# Start of INPUT DATA
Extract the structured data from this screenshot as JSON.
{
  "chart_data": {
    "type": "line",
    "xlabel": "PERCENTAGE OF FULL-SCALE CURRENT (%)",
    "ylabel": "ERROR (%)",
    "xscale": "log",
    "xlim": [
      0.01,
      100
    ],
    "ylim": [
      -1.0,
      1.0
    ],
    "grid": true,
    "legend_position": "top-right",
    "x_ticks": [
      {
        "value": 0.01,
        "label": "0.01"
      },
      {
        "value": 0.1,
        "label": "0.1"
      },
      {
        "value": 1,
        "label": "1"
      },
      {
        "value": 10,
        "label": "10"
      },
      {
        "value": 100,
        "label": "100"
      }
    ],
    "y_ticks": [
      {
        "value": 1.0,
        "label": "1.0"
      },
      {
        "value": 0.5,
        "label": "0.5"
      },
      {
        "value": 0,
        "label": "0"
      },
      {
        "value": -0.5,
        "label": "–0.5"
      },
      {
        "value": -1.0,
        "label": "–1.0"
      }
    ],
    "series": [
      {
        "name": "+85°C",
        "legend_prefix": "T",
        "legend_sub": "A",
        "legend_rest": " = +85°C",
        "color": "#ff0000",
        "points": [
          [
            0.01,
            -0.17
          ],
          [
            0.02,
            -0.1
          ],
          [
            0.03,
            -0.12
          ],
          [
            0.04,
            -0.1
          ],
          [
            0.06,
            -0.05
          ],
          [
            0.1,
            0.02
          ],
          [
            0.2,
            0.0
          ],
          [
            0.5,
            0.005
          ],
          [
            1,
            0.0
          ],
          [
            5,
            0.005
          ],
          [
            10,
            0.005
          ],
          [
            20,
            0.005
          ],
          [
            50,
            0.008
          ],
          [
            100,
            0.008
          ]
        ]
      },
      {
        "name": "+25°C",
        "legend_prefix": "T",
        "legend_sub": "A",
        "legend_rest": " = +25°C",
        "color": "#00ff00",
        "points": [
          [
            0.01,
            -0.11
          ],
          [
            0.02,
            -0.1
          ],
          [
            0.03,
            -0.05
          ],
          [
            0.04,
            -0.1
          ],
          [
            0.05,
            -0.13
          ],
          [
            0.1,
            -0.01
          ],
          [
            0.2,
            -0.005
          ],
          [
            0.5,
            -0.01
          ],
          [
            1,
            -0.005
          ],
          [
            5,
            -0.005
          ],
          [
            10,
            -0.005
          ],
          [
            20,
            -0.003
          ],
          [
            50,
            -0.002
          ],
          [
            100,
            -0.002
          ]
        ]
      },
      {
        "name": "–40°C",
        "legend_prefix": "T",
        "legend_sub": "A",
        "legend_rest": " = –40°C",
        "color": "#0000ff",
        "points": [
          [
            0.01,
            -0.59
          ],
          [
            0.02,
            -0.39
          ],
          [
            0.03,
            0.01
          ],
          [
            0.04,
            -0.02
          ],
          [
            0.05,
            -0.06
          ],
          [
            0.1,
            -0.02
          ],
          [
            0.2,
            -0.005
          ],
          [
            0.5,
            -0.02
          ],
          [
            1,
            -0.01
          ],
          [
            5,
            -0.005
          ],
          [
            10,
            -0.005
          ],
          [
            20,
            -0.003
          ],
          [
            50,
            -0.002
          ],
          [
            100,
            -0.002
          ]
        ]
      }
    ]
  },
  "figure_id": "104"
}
# End of INPUT DATA
TASK OBJECTIVE.
Write the material out exactly, with nothing left out.

TASK RESPONSE.
Extract the structured data from this screenshot as JSON.
{
  "chart_data": {
    "type": "line",
    "xlabel": "PERCENTAGE OF FULL-SCALE CURRENT (%)",
    "ylabel": "ERROR (%)",
    "xscale": "log",
    "xlim": [
      0.01,
      100
    ],
    "ylim": [
      -1.0,
      1.0
    ],
    "grid": true,
    "legend_position": "top-right",
    "x_ticks": [
      {
        "value": 0.01,
        "label": "0.01"
      },
      {
        "value": 0.1,
        "label": "0.1"
      },
      {
        "value": 1,
        "label": "1"
      },
      {
        "value": 10,
        "label": "10"
      },
      {
        "value": 100,
        "label": "100"
      }
    ],
    "y_ticks": [
      {
        "value": 1.0,
        "label": "1.0"
      },
      {
        "value": 0.5,
        "label": "0.5"
      },
      {
        "value": 0,
        "label": "0"
      },
      {
        "value": -0.5,
        "label": "–0.5"
      },
      {
        "value": -1.0,
        "label": "–1.0"
      }
    ],
    "series": [
      {
        "name": "+85°C",
        "legend_prefix": "T",
        "legend_sub": "A",
        "legend_rest": " = +85°C",
        "color": "#ff0000",
        "points": [
          [
            0.01,
            -0.17
          ],
          [
            0.02,
            -0.1
          ],
          [
            0.03,
            -0.12
          ],
          [
            0.04,
            -0.1
          ],
          [
            0.06,
            -0.05
          ],
          [
            0.1,
            0.02
          ],
          [
            0.2,
            0.0
          ],
          [
            0.5,
            0.005
          ],
          [
            1,
            0.0
          ],
          [
            5,
            0.005
          ],
          [
            10,
            0.005
          ],
          [
            20,
            0.005
          ],
          [
            50,
            0.008
          ],
          [
            100,
            0.008
          ]
        ]
      },
      {
        "name": "+25°C",
        "legend_prefix": "T",
        "legend_sub": "A",
        "legend_rest": " = +25°C",
        "color": "#00ff00",
        "points": [
          [
            0.01,
            -0.11
          ],
          [
            0.02,
            -0.1
          ],
          [
            0.03,
            -0.05
          ],
          [
            0.04,
            -0.1
          ],
          [
            0.05,
            -0.13
          ],
          [
            0.1,
            -0.01
          ],
          [
            0.2,
            -0.005
          ],
          [
            0.5,
            -0.01
          ],
          [
            1,
            -0.005
          ],
          [
            5,
            -0.005
          ],
          [
            10,
            -0.005
          ],
          [
            20,
            -0.003
          ],
          [
            50,
            -0.002
          ],
          [
            100,
            -0.002
          ]
        ]
      },
      {
        "name": "–40°C",
        "legend_prefix": "T",
        "legend_sub": "A",
        "legend_rest": " = –40°C",
        "color": "#0000ff",
        "points": [
          [
            0.01,
            -0.59
          ],
          [
            0.02,
            -0.39
          ],
          [
            0.03,
            0.01
          ],
          [
            0.04,
            -0.02
          ],
          [
            0.05,
            -0.06
          ],
          [
            0.1,
            -0.02
          ],
          [
            0.2,
            -0.005
          ],
          [
            0.5,
            -0.02
          ],
          [
            1,
            -0.01
          ],
          [
            5,
            -0.005
          ],
          [
            10,
            -0.005
          ],
          [
            20,
            -0.003
          ],
          [
            50,
            -0.002
          ],
          [
            100,
            -0.002
          ]
        ]
      }
    ]
  },
  "figure_id": "104"
}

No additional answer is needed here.